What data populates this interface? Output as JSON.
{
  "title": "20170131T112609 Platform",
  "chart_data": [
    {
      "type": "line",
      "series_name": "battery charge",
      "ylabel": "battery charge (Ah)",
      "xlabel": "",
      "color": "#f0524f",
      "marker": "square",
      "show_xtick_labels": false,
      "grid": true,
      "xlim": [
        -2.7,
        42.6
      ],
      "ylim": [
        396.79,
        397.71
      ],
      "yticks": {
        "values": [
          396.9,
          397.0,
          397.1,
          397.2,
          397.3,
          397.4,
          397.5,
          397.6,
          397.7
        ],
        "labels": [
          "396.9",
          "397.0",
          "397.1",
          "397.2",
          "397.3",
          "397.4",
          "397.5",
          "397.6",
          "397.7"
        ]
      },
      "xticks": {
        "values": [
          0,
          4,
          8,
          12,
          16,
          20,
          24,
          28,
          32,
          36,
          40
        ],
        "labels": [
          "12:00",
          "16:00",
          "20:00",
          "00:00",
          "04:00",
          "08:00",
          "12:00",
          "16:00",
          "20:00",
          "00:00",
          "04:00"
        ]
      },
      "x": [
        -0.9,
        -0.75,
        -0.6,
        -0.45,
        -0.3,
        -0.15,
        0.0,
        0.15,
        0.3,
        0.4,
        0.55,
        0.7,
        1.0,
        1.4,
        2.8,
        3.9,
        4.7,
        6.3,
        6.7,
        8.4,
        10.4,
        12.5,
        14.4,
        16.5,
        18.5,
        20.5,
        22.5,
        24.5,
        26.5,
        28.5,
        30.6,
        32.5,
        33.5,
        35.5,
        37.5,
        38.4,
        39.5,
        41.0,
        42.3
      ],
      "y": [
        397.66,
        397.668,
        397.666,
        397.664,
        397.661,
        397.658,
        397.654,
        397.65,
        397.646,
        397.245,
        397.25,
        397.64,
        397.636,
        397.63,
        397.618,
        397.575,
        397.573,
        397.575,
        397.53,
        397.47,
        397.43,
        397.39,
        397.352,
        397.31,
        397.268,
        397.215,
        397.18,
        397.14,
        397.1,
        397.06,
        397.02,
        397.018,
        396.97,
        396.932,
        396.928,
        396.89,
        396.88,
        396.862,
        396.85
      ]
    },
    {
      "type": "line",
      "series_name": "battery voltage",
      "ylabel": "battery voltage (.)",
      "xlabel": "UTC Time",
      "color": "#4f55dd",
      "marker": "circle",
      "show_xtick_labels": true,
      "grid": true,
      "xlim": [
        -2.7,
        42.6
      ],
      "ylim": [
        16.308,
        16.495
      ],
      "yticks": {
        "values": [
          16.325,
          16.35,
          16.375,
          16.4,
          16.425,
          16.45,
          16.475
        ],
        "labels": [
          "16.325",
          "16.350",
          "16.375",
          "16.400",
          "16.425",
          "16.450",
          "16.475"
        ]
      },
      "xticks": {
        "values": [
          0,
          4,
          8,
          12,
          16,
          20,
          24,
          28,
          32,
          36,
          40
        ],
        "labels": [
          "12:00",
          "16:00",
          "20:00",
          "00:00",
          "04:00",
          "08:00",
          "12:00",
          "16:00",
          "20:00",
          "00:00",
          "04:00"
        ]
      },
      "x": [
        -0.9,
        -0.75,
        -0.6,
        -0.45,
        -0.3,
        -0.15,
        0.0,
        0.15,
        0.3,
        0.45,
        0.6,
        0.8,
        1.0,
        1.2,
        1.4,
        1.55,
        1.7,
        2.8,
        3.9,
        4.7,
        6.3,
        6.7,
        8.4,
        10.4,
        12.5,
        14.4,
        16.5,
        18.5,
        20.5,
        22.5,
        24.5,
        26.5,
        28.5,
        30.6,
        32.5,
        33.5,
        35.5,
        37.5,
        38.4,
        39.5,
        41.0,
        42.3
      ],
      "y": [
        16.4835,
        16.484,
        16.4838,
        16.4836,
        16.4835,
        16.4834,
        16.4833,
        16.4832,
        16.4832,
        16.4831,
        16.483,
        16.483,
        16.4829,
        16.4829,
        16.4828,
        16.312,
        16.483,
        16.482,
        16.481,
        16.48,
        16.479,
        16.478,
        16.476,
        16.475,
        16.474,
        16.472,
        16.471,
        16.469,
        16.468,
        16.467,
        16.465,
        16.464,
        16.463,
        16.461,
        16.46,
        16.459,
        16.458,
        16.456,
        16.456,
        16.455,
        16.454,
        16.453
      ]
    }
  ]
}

──────

WHAT IS REQUIRED: Give the material above again, word for word.

THE COMPLETED TASK:
What data populates this interface? Output as JSON.
{
  "title": "20170131T112609 Platform",
  "chart_data": [
    {
      "type": "line",
      "series_name": "battery charge",
      "ylabel": "battery charge (Ah)",
      "xlabel": "",
      "color": "#f0524f",
      "marker": "square",
      "show_xtick_labels": false,
      "grid": true,
      "xlim": [
        -2.7,
        42.6
      ],
      "ylim": [
        396.79,
        397.71
      ],
      "yticks": {
        "values": [
          396.9,
          397.0,
          397.1,
          397.2,
          397.3,
          397.4,
          397.5,
          397.6,
          397.7
        ],
        "labels": [
          "396.9",
          "397.0",
          "397.1",
          "397.2",
          "397.3",
          "397.4",
          "397.5",
          "397.6",
          "397.7"
        ]
      },
      "xticks": {
        "values": [
          0,
          4,
          8,
          12,
          16,
          20,
          24,
          28,
          32,
          36,
          40
        ],
        "labels": [
          "12:00",
          "16:00",
          "20:00",
          "00:00",
          "04:00",
          "08:00",
          "12:00",
          "16:00",
          "20:00",
          "00:00",
          "04:00"
        ]
      },
      "x": [
        -0.9,
        -0.75,
        -0.6,
        -0.45,
        -0.3,
        -0.15,
        0.0,
        0.15,
        0.3,
        0.4,
        0.55,
        0.7,
        1.0,
        1.4,
        2.8,
        3.9,
        4.7,
        6.3,
        6.7,
        8.4,
        10.4,
        12.5,
        14.4,
        16.5,
        18.5,
        20.5,
        22.5,
        24.5,
        26.5,
        28.5,
        30.6,
        32.5,
        33.5,
        35.5,
        37.5,
        38.4,
        39.5,
        41.0,
        42.3
      ],
      "y": [
        397.66,
        397.668,
        397.666,
        397.664,
        397.661,
        397.658,
        397.654,
        397.65,
        397.646,
        397.245,
        397.25,
        397.64,
        397.636,
        397.63,
        397.618,
        397.575,
        397.573,
        397.575,
        397.53,
        397.47,
        397.43,
        397.39,
        397.352,
        397.31,
        397.268,
        397.215,
        397.18,
        397.14,
        397.1,
        397.06,
        397.02,
        397.018,
        396.97,
        396.932,
        396.928,
        396.89,
        396.88,
        396.862,
        396.85
      ]
    },
    {
      "type": "line",
      "series_name": "battery voltage",
      "ylabel": "battery voltage (.)",
      "xlabel": "UTC Time",
      "color": "#4f55dd",
      "marker": "circle",
      "show_xtick_labels": true,
      "grid": true,
      "xlim": [
        -2.7,
        42.6
      ],
      "ylim": [
        16.308,
        16.495
      ],
      "yticks": {
        "values": [
          16.325,
          16.35,
          16.375,
          16.4,
          16.425,
          16.45,
          16.475
        ],
        "labels": [
          "16.325",
          "16.350",
          "16.375",
          "16.400",
          "16.425",
          "16.450",
          "16.475"
        ]
      },
      "xticks": {
        "values": [
          0,
          4,
          8,
          12,
          16,
          20,
          24,
          28,
          32,
          36,
          40
        ],
        "labels": [
          "12:00",
          "16:00",
          "20:00",
          "00:00",
          "04:00",
          "08:00",
          "12:00",
          "16:00",
          "20:00",
          "00:00",
          "04:00"
        ]
      },
      "x": [
        -0.9,
        -0.75,
        -0.6,
        -0.45,
        -0.3,
        -0.15,
        0.0,
        0.15,
        0.3,
        0.45,
        0.6,
        0.8,
        1.0,
        1.2,
        1.4,
        1.55,
        1.7,
        2.8,
        3.9,
        4.7,
        6.3,
        6.7,
        8.4,
        10.4,
        12.5,
        14.4,
        16.5,
        18.5,
        20.5,
        22.5,
        24.5,
        26.5,
        28.5,
        30.6,
        32.5,
        33.5,
        35.5,
        37.5,
        38.4,
        39.5,
        41.0,
        42.3
      ],
      "y": [
        16.4835,
        16.484,
        16.4838,
        16.4836,
        16.4835,
        16.4834,
        16.4833,
        16.4832,
        16.4832,
        16.4831,
        16.483,
        16.483,
        16.4829,
        16.4829,
        16.4828,
        16.312,
        16.483,
        16.482,
        16.481,
        16.48,
        16.479,
        16.478,
        16.476,
        16.475,
        16.474,
        16.472,
        16.471,
        16.469,
        16.468,
        16.467,
        16.465,
        16.464,
        16.463,
        16.461,
        16.46,
        16.459,
        16.458,
        16.456,
        16.456,
        16.455,
        16.454,
        16.453
      ]
    }
  ]
}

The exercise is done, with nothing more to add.